#### Input rows
________________

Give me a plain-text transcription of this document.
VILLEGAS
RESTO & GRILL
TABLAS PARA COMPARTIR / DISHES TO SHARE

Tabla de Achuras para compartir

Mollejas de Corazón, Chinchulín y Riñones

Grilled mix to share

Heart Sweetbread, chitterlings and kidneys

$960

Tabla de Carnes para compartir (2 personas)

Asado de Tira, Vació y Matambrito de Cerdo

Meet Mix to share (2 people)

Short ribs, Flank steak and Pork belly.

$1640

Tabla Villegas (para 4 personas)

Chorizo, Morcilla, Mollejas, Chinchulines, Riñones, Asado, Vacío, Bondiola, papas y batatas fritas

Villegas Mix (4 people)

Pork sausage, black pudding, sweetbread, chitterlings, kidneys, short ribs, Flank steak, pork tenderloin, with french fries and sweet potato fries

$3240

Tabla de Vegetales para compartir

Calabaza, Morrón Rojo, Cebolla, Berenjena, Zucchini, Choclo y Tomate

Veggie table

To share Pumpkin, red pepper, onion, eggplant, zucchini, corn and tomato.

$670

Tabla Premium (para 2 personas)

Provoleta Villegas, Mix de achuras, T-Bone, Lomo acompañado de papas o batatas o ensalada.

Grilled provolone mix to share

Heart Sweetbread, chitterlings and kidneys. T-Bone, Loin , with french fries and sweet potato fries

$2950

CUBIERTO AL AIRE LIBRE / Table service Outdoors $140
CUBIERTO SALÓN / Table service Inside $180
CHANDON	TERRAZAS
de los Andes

________________

From the first line to the last, retype the data exactly.

Give me a plain-text transcription of this document.
VILLEGAS
RESTO & GRILL
TABLAS PARA COMPARTIR / DISHES TO SHARE

Tabla de Achuras para compartir

Mollejas de Corazón, Chinchulín y Riñones

Grilled mix to share

Heart Sweetbread, chitterlings and kidneys

$960

Tabla de Carnes para compartir (2 personas)

Asado de Tira, Vació y Matambrito de Cerdo

Meet Mix to share (2 people)

Short ribs, Flank steak and Pork belly.

$1640

Tabla Villegas (para 4 personas)

Chorizo, Morcilla, Mollejas, Chinchulines, Riñones, Asado, Vacío, Bondiola, papas y batatas fritas

Villegas Mix (4 people)

Pork sausage, black pudding, sweetbread, chitterlings, kidneys, short ribs, Flank steak, pork tenderloin, with french fries and sweet potato fries

$3240

Tabla de Vegetales para compartir

Calabaza, Morrón Rojo, Cebolla, Berenjena, Zucchini, Choclo y Tomate

Veggie table

To share Pumpkin, red pepper, onion, eggplant, zucchini, corn and tomato.

$670

Tabla Premium (para 2 personas)

Provoleta Villegas, Mix de achuras, T-Bone, Lomo acompañado de papas o batatas o ensalada.

Grilled provolone mix to share

Heart Sweetbread, chitterlings and kidneys. T-Bone, Loin , with french fries and sweet potato fries

$2950

CUBIERTO AL AIRE LIBRE / Table service Outdoors $140
CUBIERTO SALÓN / Table service Inside $180
CHANDON	TERRAZAS
de los Andes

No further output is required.